* [TASK]: Repeat the listing in full, exactly as it stands.

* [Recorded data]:
%%

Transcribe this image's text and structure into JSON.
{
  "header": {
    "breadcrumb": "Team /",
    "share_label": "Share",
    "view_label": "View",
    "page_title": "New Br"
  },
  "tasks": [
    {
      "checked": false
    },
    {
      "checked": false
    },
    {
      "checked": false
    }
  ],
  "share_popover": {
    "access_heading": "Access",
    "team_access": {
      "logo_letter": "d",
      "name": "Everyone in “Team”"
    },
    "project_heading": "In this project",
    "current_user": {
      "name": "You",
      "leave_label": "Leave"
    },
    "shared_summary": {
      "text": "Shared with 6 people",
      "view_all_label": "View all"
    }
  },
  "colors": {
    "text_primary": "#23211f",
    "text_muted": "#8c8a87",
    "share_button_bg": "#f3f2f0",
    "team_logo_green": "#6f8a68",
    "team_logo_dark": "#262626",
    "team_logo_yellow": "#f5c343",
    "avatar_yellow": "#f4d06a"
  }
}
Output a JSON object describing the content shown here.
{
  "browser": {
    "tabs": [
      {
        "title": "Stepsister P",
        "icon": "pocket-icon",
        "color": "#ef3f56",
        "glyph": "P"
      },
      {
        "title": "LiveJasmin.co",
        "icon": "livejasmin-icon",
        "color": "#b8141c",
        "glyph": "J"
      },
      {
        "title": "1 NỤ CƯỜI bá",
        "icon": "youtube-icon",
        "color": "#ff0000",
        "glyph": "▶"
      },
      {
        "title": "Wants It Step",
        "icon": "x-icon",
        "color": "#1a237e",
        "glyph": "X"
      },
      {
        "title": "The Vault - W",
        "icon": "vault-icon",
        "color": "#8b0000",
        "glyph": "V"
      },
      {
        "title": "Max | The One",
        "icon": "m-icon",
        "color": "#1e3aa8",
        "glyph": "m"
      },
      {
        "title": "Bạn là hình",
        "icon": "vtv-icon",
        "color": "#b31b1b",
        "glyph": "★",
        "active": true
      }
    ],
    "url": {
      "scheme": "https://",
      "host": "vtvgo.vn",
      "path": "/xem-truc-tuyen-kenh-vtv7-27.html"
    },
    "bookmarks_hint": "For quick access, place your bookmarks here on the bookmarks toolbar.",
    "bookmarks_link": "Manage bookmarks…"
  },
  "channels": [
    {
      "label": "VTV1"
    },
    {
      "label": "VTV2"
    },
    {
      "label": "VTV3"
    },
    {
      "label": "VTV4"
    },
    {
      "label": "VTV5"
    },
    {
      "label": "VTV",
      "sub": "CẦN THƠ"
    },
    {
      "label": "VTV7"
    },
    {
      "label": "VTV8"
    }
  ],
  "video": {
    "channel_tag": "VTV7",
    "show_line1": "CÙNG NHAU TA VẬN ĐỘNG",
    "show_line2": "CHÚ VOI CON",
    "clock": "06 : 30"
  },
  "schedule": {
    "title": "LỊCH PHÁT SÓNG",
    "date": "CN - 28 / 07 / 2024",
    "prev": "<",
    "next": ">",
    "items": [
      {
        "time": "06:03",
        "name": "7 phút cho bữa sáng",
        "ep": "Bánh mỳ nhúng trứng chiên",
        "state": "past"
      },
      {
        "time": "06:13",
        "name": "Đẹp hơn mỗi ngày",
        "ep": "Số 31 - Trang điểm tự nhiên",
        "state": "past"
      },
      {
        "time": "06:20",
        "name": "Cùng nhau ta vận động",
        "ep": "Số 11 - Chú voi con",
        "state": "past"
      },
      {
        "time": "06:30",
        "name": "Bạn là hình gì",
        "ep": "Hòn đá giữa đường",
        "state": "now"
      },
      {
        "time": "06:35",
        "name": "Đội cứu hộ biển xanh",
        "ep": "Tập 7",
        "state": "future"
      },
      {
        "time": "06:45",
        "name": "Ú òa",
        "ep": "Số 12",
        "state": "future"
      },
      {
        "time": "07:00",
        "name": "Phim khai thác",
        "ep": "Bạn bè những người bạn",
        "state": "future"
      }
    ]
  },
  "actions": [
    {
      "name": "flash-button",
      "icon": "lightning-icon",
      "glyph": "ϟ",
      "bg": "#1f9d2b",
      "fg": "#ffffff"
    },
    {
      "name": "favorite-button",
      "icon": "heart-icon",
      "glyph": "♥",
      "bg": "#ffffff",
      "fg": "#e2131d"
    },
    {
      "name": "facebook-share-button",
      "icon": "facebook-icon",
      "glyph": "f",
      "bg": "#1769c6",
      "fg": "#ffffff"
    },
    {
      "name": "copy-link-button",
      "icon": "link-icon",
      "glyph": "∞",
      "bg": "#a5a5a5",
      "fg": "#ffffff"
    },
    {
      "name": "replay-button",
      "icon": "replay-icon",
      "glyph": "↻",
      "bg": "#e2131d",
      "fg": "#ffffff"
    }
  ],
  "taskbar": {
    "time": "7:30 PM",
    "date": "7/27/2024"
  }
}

%%

* [TASK RESPONSE]:
Transcribe this image's text and structure into JSON.
{
  "header": {
    "breadcrumb": "Team /",
    "share_label": "Share",
    "view_label": "View",
    "page_title": "New Br"
  },
  "tasks": [
    {
      "checked": false
    },
    {
      "checked": false
    },
    {
      "checked": false
    }
  ],
  "share_popover": {
    "access_heading": "Access",
    "team_access": {
      "logo_letter": "d",
      "name": "Everyone in “Team”"
    },
    "project_heading": "In this project",
    "current_user": {
      "name": "You",
      "leave_label": "Leave"
    },
    "shared_summary": {
      "text": "Shared with 6 people",
      "view_all_label": "View all"
    }
  },
  "colors": {
    "text_primary": "#23211f",
    "text_muted": "#8c8a87",
    "share_button_bg": "#f3f2f0",
    "team_logo_green": "#6f8a68",
    "team_logo_dark": "#262626",
    "team_logo_yellow": "#f5c343",
    "avatar_yellow": "#f4d06a"
  }
}
Output a JSON object describing the content shown here.
{
  "browser": {
    "tabs": [
      {
        "title": "Stepsister P",
        "icon": "pocket-icon",
        "color": "#ef3f56",
        "glyph": "P"
      },
      {
        "title": "LiveJasmin.co",
        "icon": "livejasmin-icon",
        "color": "#b8141c",
        "glyph": "J"
      },
      {
        "title": "1 NỤ CƯỜI bá",
        "icon": "youtube-icon",
        "color": "#ff0000",
        "glyph": "▶"
      },
      {
        "title": "Wants It Step",
        "icon": "x-icon",
        "color": "#1a237e",
        "glyph": "X"
      },
      {
        "title": "The Vault - W",
        "icon": "vault-icon",
        "color": "#8b0000",
        "glyph": "V"
      },
      {
        "title": "Max | The One",
        "icon": "m-icon",
        "color": "#1e3aa8",
        "glyph": "m"
      },
      {
        "title": "Bạn là hình",
        "icon": "vtv-icon",
        "color": "#b31b1b",
        "glyph": "★",
        "active": true
      }
    ],
    "url": {
      "scheme": "https://",
      "host": "vtvgo.vn",
      "path": "/xem-truc-tuyen-kenh-vtv7-27.html"
    },
    "bookmarks_hint": "For quick access, place your bookmarks here on the bookmarks toolbar.",
    "bookmarks_link": "Manage bookmarks…"
  },
  "channels": [
    {
      "label": "VTV1"
    },
    {
      "label": "VTV2"
    },
    {
      "label": "VTV3"
    },
    {
      "label": "VTV4"
    },
    {
      "label": "VTV5"
    },
    {
      "label": "VTV",
      "sub": "CẦN THƠ"
    },
    {
      "label": "VTV7"
    },
    {
      "label": "VTV8"
    }
  ],
  "video": {
    "channel_tag": "VTV7",
    "show_line1": "CÙNG NHAU TA VẬN ĐỘNG",
    "show_line2": "CHÚ VOI CON",
    "clock": "06 : 30"
  },
  "schedule": {
    "title": "LỊCH PHÁT SÓNG",
    "date": "CN - 28 / 07 / 2024",
    "prev": "<",
    "next": ">",
    "items": [
      {
        "time": "06:03",
        "name": "7 phút cho bữa sáng",
        "ep": "Bánh mỳ nhúng trứng chiên",
        "state": "past"
      },
      {
        "time": "06:13",
        "name": "Đẹp hơn mỗi ngày",
        "ep": "Số 31 - Trang điểm tự nhiên",
        "state": "past"
      },
      {
        "time": "06:20",
        "name": "Cùng nhau ta vận động",
        "ep": "Số 11 - Chú voi con",
        "state": "past"
      },
      {
        "time": "06:30",
        "name": "Bạn là hình gì",
        "ep": "Hòn đá giữa đường",
        "state": "now"
      },
      {
        "time": "06:35",
        "name": "Đội cứu hộ biển xanh",
        "ep": "Tập 7",
        "state": "future"
      },
      {
        "time": "06:45",
        "name": "Ú òa",
        "ep": "Số 12",
        "state": "future"
      },
      {
        "time": "07:00",
        "name": "Phim khai thác",
        "ep": "Bạn bè những người bạn",
        "state": "future"
      }
    ]
  },
  "actions": [
    {
      "name": "flash-button",
      "icon": "lightning-icon",
      "glyph": "ϟ",
      "bg": "#1f9d2b",
      "fg": "#ffffff"
    },
    {
      "name": "favorite-button",
      "icon": "heart-icon",
      "glyph": "♥",
      "bg": "#ffffff",
      "fg": "#e2131d"
    },
    {
      "name": "facebook-share-button",
      "icon": "facebook-icon",
      "glyph": "f",
      "bg": "#1769c6",
      "fg": "#ffffff"
    },
    {
      "name": "copy-link-button",
      "icon": "link-icon",
      "glyph": "∞",
      "bg": "#a5a5a5",
      "fg": "#ffffff"
    },
    {
      "name": "replay-button",
      "icon": "replay-icon",
      "glyph": "↻",
      "bg": "#e2131d",
      "fg": "#ffffff"
    }
  ],
  "taskbar": {
    "time": "7:30 PM",
    "date": "7/27/2024"
  }
}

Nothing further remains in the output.